**OBJECTIVE**
Extract all of the data and reproduce it precisely.

Excerpt from a dataset
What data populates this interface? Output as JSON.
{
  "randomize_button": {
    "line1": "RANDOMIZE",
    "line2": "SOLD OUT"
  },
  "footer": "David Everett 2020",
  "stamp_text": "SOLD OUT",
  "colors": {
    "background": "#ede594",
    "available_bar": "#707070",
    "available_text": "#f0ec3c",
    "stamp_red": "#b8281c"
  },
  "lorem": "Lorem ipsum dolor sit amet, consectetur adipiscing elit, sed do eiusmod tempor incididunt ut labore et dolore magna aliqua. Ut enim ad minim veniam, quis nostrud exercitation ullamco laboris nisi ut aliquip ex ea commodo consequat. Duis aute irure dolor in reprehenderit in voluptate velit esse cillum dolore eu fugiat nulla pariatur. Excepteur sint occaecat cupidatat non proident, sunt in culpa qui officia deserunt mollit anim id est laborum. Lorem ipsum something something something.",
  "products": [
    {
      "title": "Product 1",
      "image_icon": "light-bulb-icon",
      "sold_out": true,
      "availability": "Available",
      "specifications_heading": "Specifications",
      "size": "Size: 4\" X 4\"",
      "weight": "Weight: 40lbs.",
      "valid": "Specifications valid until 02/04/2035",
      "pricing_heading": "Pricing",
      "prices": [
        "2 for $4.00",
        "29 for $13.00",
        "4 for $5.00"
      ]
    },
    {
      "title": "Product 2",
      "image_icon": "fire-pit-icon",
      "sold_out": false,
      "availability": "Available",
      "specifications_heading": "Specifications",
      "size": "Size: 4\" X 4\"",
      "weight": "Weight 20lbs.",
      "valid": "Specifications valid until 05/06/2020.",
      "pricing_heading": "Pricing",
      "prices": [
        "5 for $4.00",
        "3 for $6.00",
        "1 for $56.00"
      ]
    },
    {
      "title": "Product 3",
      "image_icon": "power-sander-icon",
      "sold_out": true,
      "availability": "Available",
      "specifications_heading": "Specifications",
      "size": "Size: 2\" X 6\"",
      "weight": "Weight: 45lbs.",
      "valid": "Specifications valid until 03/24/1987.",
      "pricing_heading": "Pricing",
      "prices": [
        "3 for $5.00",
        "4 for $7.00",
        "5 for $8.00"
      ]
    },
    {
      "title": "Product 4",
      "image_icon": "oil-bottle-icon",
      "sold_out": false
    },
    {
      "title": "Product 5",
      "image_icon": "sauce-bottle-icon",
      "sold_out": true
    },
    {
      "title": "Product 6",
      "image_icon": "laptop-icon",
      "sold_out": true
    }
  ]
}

**SOLUTION BELOW**
What data populates this interface? Output as JSON.
{
  "randomize_button": {
    "line1": "RANDOMIZE",
    "line2": "SOLD OUT"
  },
  "footer": "David Everett 2020",
  "stamp_text": "SOLD OUT",
  "colors": {
    "background": "#ede594",
    "available_bar": "#707070",
    "available_text": "#f0ec3c",
    "stamp_red": "#b8281c"
  },
  "lorem": "Lorem ipsum dolor sit amet, consectetur adipiscing elit, sed do eiusmod tempor incididunt ut labore et dolore magna aliqua. Ut enim ad minim veniam, quis nostrud exercitation ullamco laboris nisi ut aliquip ex ea commodo consequat. Duis aute irure dolor in reprehenderit in voluptate velit esse cillum dolore eu fugiat nulla pariatur. Excepteur sint occaecat cupidatat non proident, sunt in culpa qui officia deserunt mollit anim id est laborum. Lorem ipsum something something something.",
  "products": [
    {
      "title": "Product 1",
      "image_icon": "light-bulb-icon",
      "sold_out": true,
      "availability": "Available",
      "specifications_heading": "Specifications",
      "size": "Size: 4\" X 4\"",
      "weight": "Weight: 40lbs.",
      "valid": "Specifications valid until 02/04/2035",
      "pricing_heading": "Pricing",
      "prices": [
        "2 for $4.00",
        "29 for $13.00",
        "4 for $5.00"
      ]
    },
    {
      "title": "Product 2",
      "image_icon": "fire-pit-icon",
      "sold_out": false,
      "availability": "Available",
      "specifications_heading": "Specifications",
      "size": "Size: 4\" X 4\"",
      "weight": "Weight 20lbs.",
      "valid": "Specifications valid until 05/06/2020.",
      "pricing_heading": "Pricing",
      "prices": [
        "5 for $4.00",
        "3 for $6.00",
        "1 for $56.00"
      ]
    },
    {
      "title": "Product 3",
      "image_icon": "power-sander-icon",
      "sold_out": true,
      "availability": "Available",
      "specifications_heading": "Specifications",
      "size": "Size: 2\" X 6\"",
      "weight": "Weight: 45lbs.",
      "valid": "Specifications valid until 03/24/1987.",
      "pricing_heading": "Pricing",
      "prices": [
        "3 for $5.00",
        "4 for $7.00",
        "5 for $8.00"
      ]
    },
    {
      "title": "Product 4",
      "image_icon": "oil-bottle-icon",
      "sold_out": false
    },
    {
      "title": "Product 5",
      "image_icon": "sauce-bottle-icon",
      "sold_out": true
    },
    {
      "title": "Product 6",
      "image_icon": "laptop-icon",
      "sold_out": true
    }
  ]
}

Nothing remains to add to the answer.